** Instructions to follow **
Repeat all the material exactly; pictures stay out of your copy.

>> Start Supplied entries

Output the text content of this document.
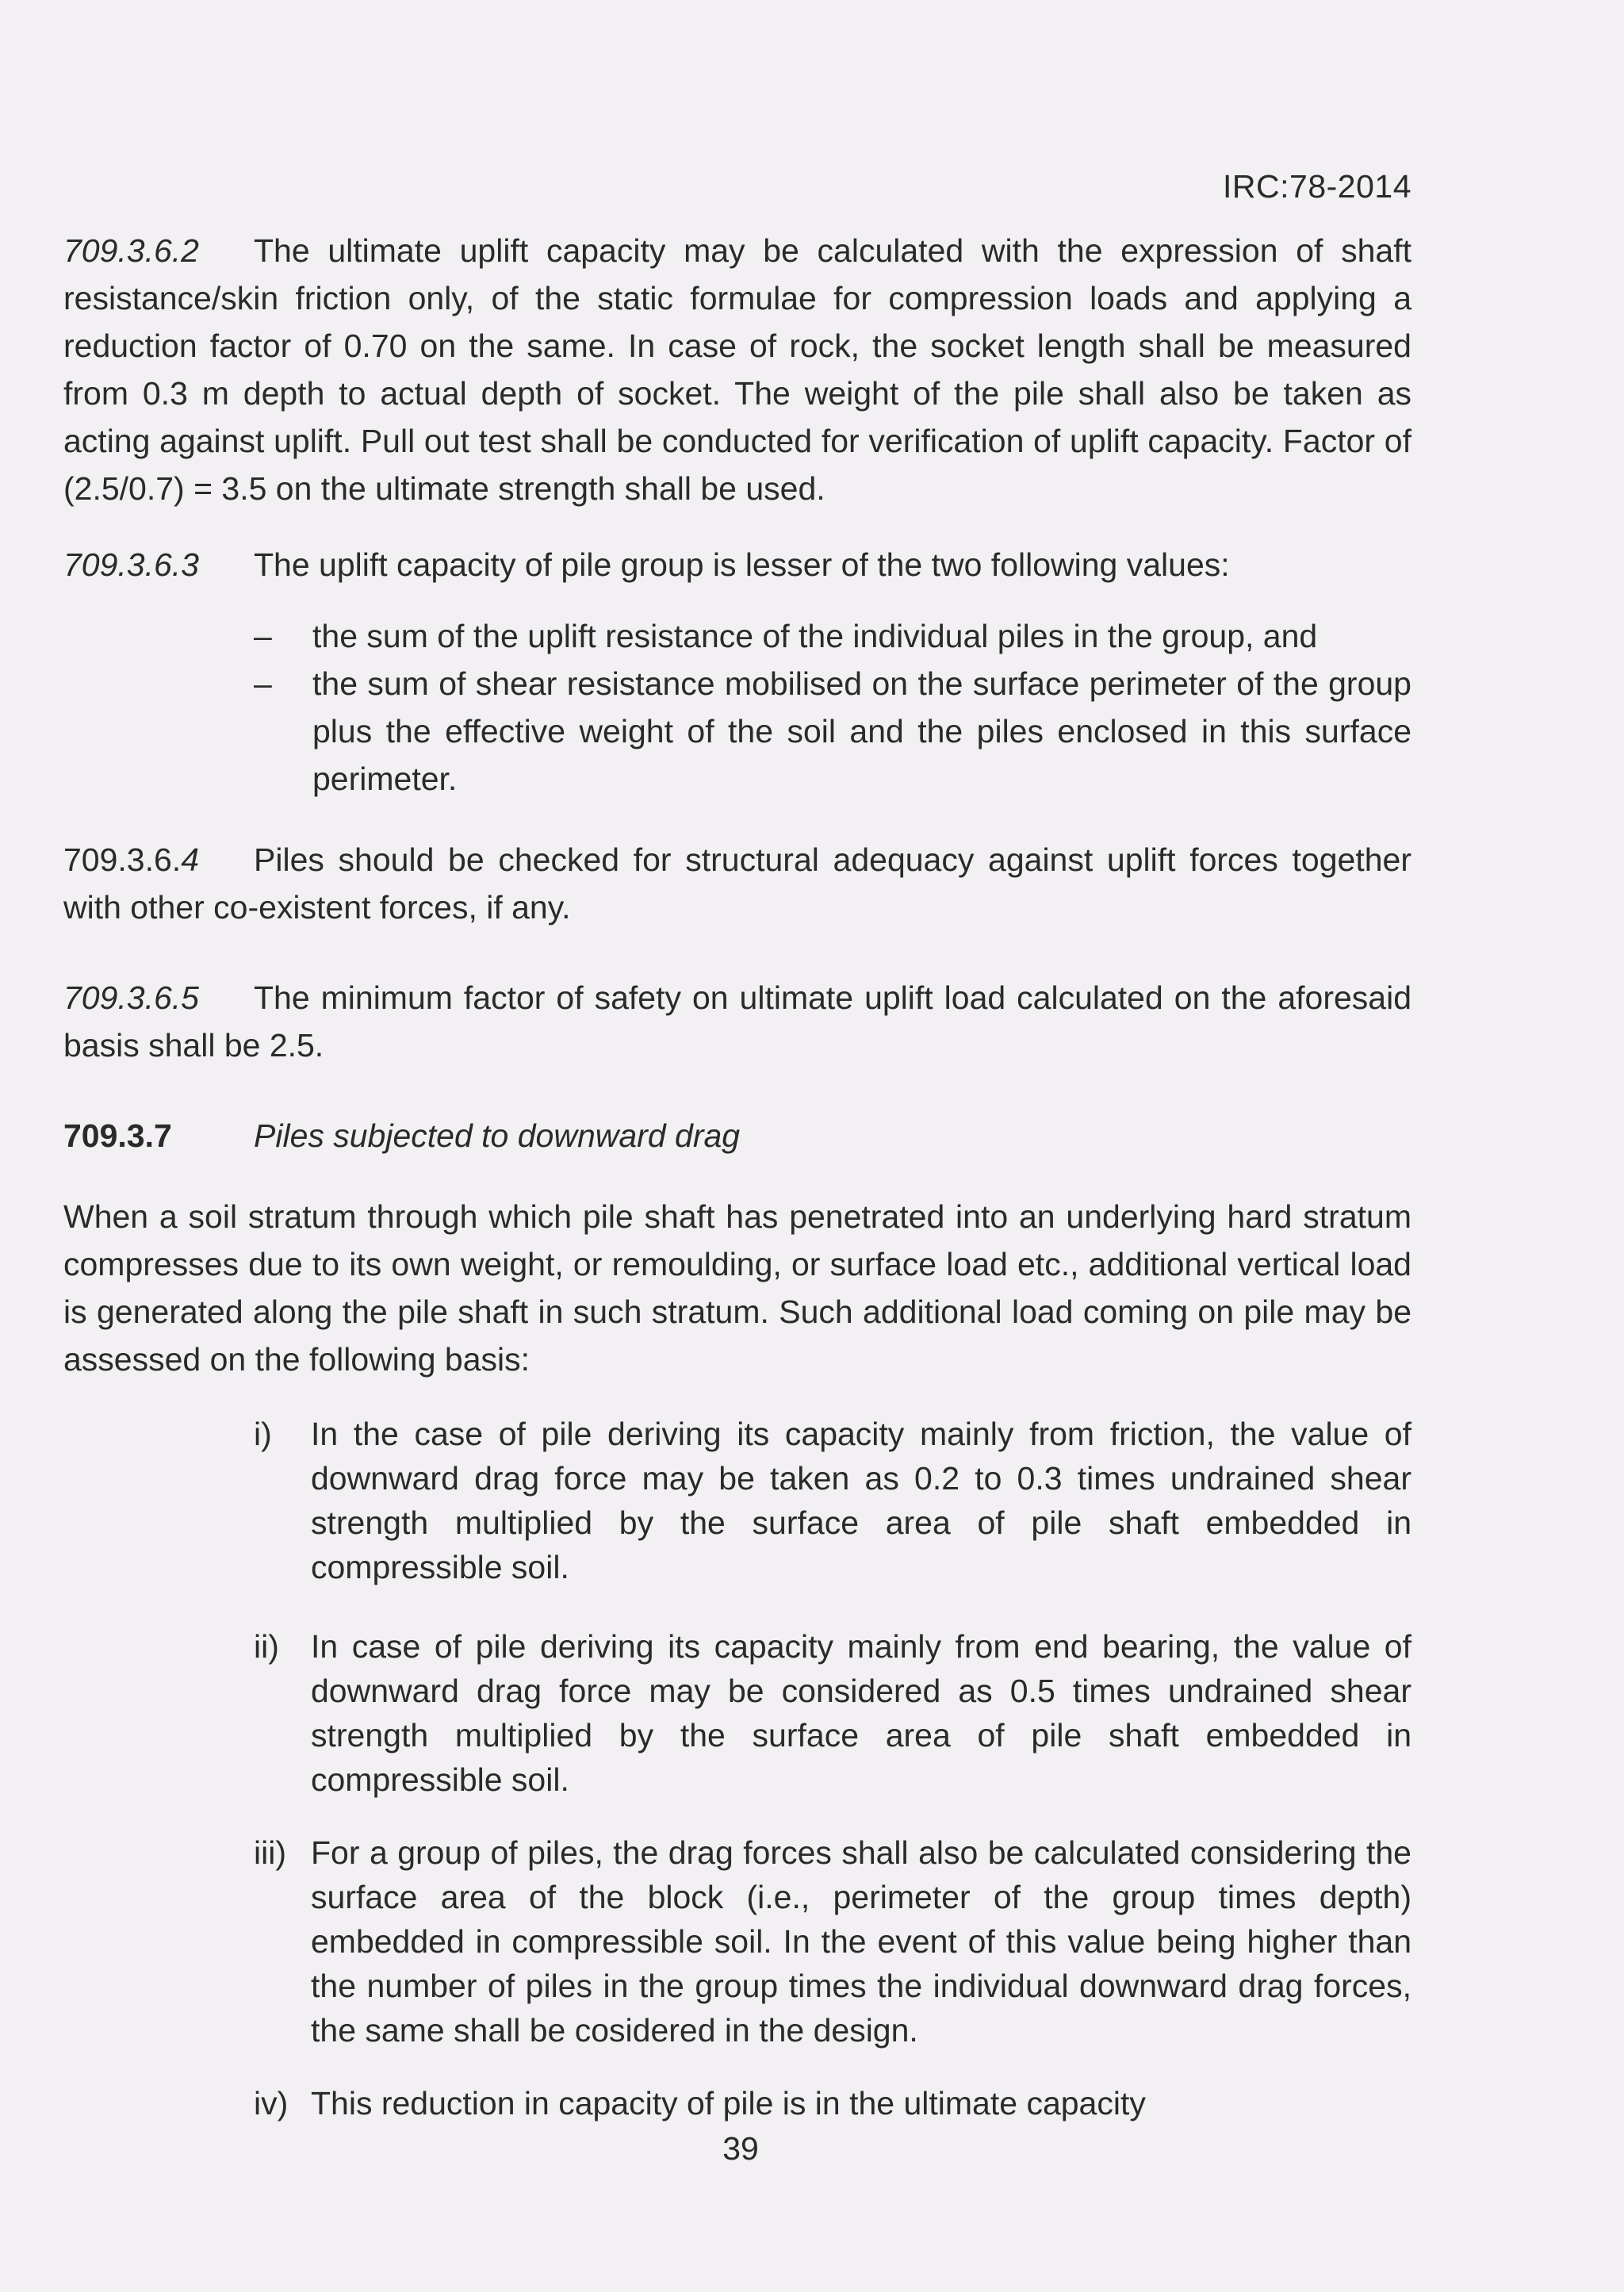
IRC:78-2014

709.3.6.2 The ultimate uplift capacity may be calculated with the expression of shaft resistance/skin friction only, of the static formulae for compression loads and applying a reduction factor of 0.70 on the same. In case of rock, the socket length shall be measured from 0.3 m depth to actual depth of socket. The weight of the pile shall also be taken as acting against uplift. Pull out test shall be conducted for verification of uplift capacity. Factor of (2.5/0.7) = 3.5 on the ultimate strength shall be used.

709.3.6.3 The uplift capacity of pile group is lesser of the two following values:

– the sum of the uplift resistance of the individual piles in the group, and
– the sum of shear resistance mobilised on the surface perimeter of the group plus the effective weight of the soil and the piles enclosed in this surface perimeter.

709.3.6.4 Piles should be checked for structural adequacy against uplift forces together with other co-existent forces, if any.

709.3.6.5 The minimum factor of safety on ultimate uplift load calculated on the aforesaid basis shall be 2.5.

709.3.7	Piles subjected to downward drag

When a soil stratum through which pile shaft has penetrated into an underlying hard stratum compresses due to its own weight, or remoulding, or surface load etc., additional vertical load is generated along the pile shaft in such stratum. Such additional load coming on pile may be assessed on the following basis:

i) In the case of pile deriving its capacity mainly from friction, the value of downward drag force may be taken as 0.2 to 0.3 times undrained shear strength multiplied by the surface area of pile shaft embedded in compressible soil.
ii) In case of pile deriving its capacity mainly from end bearing, the value of downward drag force may be considered as 0.5 times undrained shear strength multiplied by the surface area of pile shaft embedded in compressible soil.
iii) For a group of piles, the drag forces shall also be calculated considering the surface area of the block (i.e., perimeter of the group times depth) embedded in compressible soil. In the event of this value being higher than the number of piles in the group times the individual downward drag forces, the same shall be cosidered in the design.
iv) This reduction in capacity of pile is in the ultimate capacity
39
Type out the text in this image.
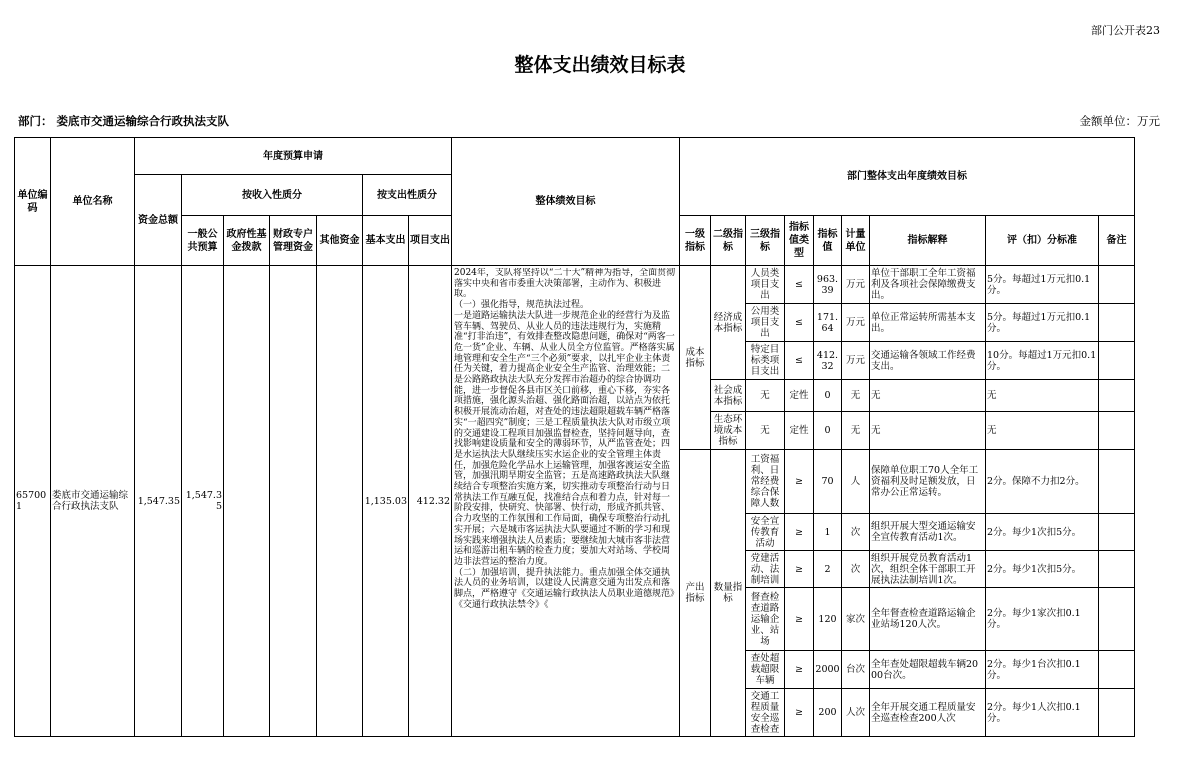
部门公开表23
整体支出绩效目标表
部门： 娄底市交通运输综合行政执法支队	金额单位：万元
单位编码	单位名称	年度预算申请							整体绩效目标	部门整体支出年度绩效目标								
		资金总额	按收入性质分				按支出性质分											
			一般公共预算	政府性基金拨款	财政专户管理资金	其他资金	基本支出	项目支出		一级指标	二级指标	三级指标	指标值类型	指标值	计量单位	指标解释	评（扣）分标准	备注
657001	娄底市交通运输综合行政执法支队	1,547.35	1,547.35				1,135.03	412.32	2024年，支队将坚持以“二十大”精神为指导，全面贯彻落实中央和省市委重大决策部署，主动作为、积极进取。
（一）强化指导，规范执法过程。
一是道路运输执法大队进一步规范企业的经营行为及监管车辆、驾驶员、从业人员的违法违规行为，实施精准“打非治违”，有效排查整改隐患问题，确保对“两客一危一货”企业、车辆、从业人员全方位监管。严格落实属地管理和安全生产“三个必须”要求，以扎牢企业主体责任为关键，着力提高企业安全生产监管、治理效能；二是公路路政执法大队充分发挥市治超办的综合协调功能，进一步督促各县市区关口前移，重心下移，夯实各项措施，强化源头治超、强化路面治超，以站点为依托积极开展流动治超，对查处的违法超限超载车辆严格落实“一超四究”制度；三是工程质量执法大队对市级立项的交通建设工程项目加强监督检查，坚持问题导向，查找影响建设质量和安全的薄弱环节，从严监管查处；四是水运执法大队继续压实水运企业的安全管理主体责任，加强危险化学品水上运输管理，加强客渡运安全监管，加强汛期旱期安全监管；五是高速路政执法大队继续结合专项整治实施方案，切实推动专项整治行动与日常执法工作互融互促，找准结合点和着力点，针对每一阶段安排，快研究、快部署、快行动，形成齐抓共管、合力攻坚的工作氛围和工作局面，确保专项整治行动扎实开展；六是城市客运执法大队要通过不断的学习和现场实践来增强执法人员素质；要继续加大城市客非法营运和巡游出租车辆的检查力度；要加大对站场、学校周边非法营运的整治力度。
（二）加强培训，提升执法能力。重点加强全体交通执法人员的业务培训，以建设人民满意交通为出发点和落脚点，严格遵守《交通运输行政执法人员职业道德规范》《交通行政执法禁令》《	成本指标	经济成本指标	人员类项目支出	≤	963.39	万元	单位干部职工全年工资福利及各项社会保障缴费支出。	5分。每超过1万元扣0.1分。	
												公用类项目支出	≤	171.64	万元	单位正常运转所需基本支出。	5分。每超过1万元扣0.1分。	
												特定目标类项目支出	≤	412.32	万元	交通运输各领域工作经费支出。	10分。每超过1万元扣0.1分。	
											社会成本指标	无	定性	0	无	无	无	
											生态环境成本指标	无	定性	0	无	无	无	
										产出指标	数量指标	工资福利、日常经费综合保障人数	≥	70	人	保障单位职工70人全年工资福利及时足额发放，日常办公正常运转。	2分。保障不力扣2分。	
												安全宣传教育活动	≥	1	次	组织开展大型交通运输安全宣传教育活动1次。	2分。每少1次扣5分。	
												党建活动、法制培训	≥	2	次	组织开展党员教育活动1次，组织全体干部职工开展执法法制培训1次。	2分。每少1次扣5分。	
												督查检查道路运输企业、站场	≥	120	家次	全年督查检查道路运输企业站场120人次。	2分。每少1家次扣0.1分。	
												查处超载超限车辆	≥	2000	台次	全年查处超限超载车辆2000台次。	2分。每少1台次扣0.1分。	
												交通工程质量安全巡查检查	≥	200	人次	全年开展交通工程质量安全巡查检查200人次	2分。每少1人次扣0.1分。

>> End Supplied entries

** Task response **
Output the text content of this document.
IRC:78-2014

709.3.6.2 The ultimate uplift capacity may be calculated with the expression of shaft resistance/skin friction only, of the static formulae for compression loads and applying a reduction factor of 0.70 on the same. In case of rock, the socket length shall be measured from 0.3 m depth to actual depth of socket. The weight of the pile shall also be taken as acting against uplift. Pull out test shall be conducted for verification of uplift capacity. Factor of (2.5/0.7) = 3.5 on the ultimate strength shall be used.

709.3.6.3 The uplift capacity of pile group is lesser of the two following values:

– the sum of the uplift resistance of the individual piles in the group, and
– the sum of shear resistance mobilised on the surface perimeter of the group plus the effective weight of the soil and the piles enclosed in this surface perimeter.

709.3.6.4 Piles should be checked for structural adequacy against uplift forces together with other co-existent forces, if any.

709.3.6.5 The minimum factor of safety on ultimate uplift load calculated on the aforesaid basis shall be 2.5.

709.3.7	Piles subjected to downward drag

When a soil stratum through which pile shaft has penetrated into an underlying hard stratum compresses due to its own weight, or remoulding, or surface load etc., additional vertical load is generated along the pile shaft in such stratum. Such additional load coming on pile may be assessed on the following basis:

i) In the case of pile deriving its capacity mainly from friction, the value of downward drag force may be taken as 0.2 to 0.3 times undrained shear strength multiplied by the surface area of pile shaft embedded in compressible soil.
ii) In case of pile deriving its capacity mainly from end bearing, the value of downward drag force may be considered as 0.5 times undrained shear strength multiplied by the surface area of pile shaft embedded in compressible soil.
iii) For a group of piles, the drag forces shall also be calculated considering the surface area of the block (i.e., perimeter of the group times depth) embedded in compressible soil. In the event of this value being higher than the number of piles in the group times the individual downward drag forces, the same shall be cosidered in the design.
iv) This reduction in capacity of pile is in the ultimate capacity
39
Type out the text in this image.
部门公开表23
整体支出绩效目标表
部门： 娄底市交通运输综合行政执法支队	金额单位：万元
单位编码	单位名称	年度预算申请							整体绩效目标	部门整体支出年度绩效目标								
		资金总额	按收入性质分				按支出性质分											
			一般公共预算	政府性基金拨款	财政专户管理资金	其他资金	基本支出	项目支出		一级指标	二级指标	三级指标	指标值类型	指标值	计量单位	指标解释	评（扣）分标准	备注
657001	娄底市交通运输综合行政执法支队	1,547.35	1,547.35				1,135.03	412.32	2024年，支队将坚持以“二十大”精神为指导，全面贯彻落实中央和省市委重大决策部署，主动作为、积极进取。
（一）强化指导，规范执法过程。
一是道路运输执法大队进一步规范企业的经营行为及监管车辆、驾驶员、从业人员的违法违规行为，实施精准“打非治违”，有效排查整改隐患问题，确保对“两客一危一货”企业、车辆、从业人员全方位监管。严格落实属地管理和安全生产“三个必须”要求，以扎牢企业主体责任为关键，着力提高企业安全生产监管、治理效能；二是公路路政执法大队充分发挥市治超办的综合协调功能，进一步督促各县市区关口前移，重心下移，夯实各项措施，强化源头治超、强化路面治超，以站点为依托积极开展流动治超，对查处的违法超限超载车辆严格落实“一超四究”制度；三是工程质量执法大队对市级立项的交通建设工程项目加强监督检查，坚持问题导向，查找影响建设质量和安全的薄弱环节，从严监管查处；四是水运执法大队继续压实水运企业的安全管理主体责任，加强危险化学品水上运输管理，加强客渡运安全监管，加强汛期旱期安全监管；五是高速路政执法大队继续结合专项整治实施方案，切实推动专项整治行动与日常执法工作互融互促，找准结合点和着力点，针对每一阶段安排，快研究、快部署、快行动，形成齐抓共管、合力攻坚的工作氛围和工作局面，确保专项整治行动扎实开展；六是城市客运执法大队要通过不断的学习和现场实践来增强执法人员素质；要继续加大城市客非法营运和巡游出租车辆的检查力度；要加大对站场、学校周边非法营运的整治力度。
（二）加强培训，提升执法能力。重点加强全体交通执法人员的业务培训，以建设人民满意交通为出发点和落脚点，严格遵守《交通运输行政执法人员职业道德规范》《交通行政执法禁令》《	成本指标	经济成本指标	人员类项目支出	≤	963.39	万元	单位干部职工全年工资福利及各项社会保障缴费支出。	5分。每超过1万元扣0.1分。	
												公用类项目支出	≤	171.64	万元	单位正常运转所需基本支出。	5分。每超过1万元扣0.1分。	
												特定目标类项目支出	≤	412.32	万元	交通运输各领域工作经费支出。	10分。每超过1万元扣0.1分。	
											社会成本指标	无	定性	0	无	无	无	
											生态环境成本指标	无	定性	0	无	无	无	
										产出指标	数量指标	工资福利、日常经费综合保障人数	≥	70	人	保障单位职工70人全年工资福利及时足额发放，日常办公正常运转。	2分。保障不力扣2分。	
												安全宣传教育活动	≥	1	次	组织开展大型交通运输安全宣传教育活动1次。	2分。每少1次扣5分。	
												党建活动、法制培训	≥	2	次	组织开展党员教育活动1次，组织全体干部职工开展执法法制培训1次。	2分。每少1次扣5分。	
												督查检查道路运输企业、站场	≥	120	家次	全年督查检查道路运输企业站场120人次。	2分。每少1家次扣0.1分。	
												查处超载超限车辆	≥	2000	台次	全年查处超限超载车辆2000台次。	2分。每少1台次扣0.1分。	
												交通工程质量安全巡查检查	≥	200	人次	全年开展交通工程质量安全巡查检查200人次	2分。每少1人次扣0.1分。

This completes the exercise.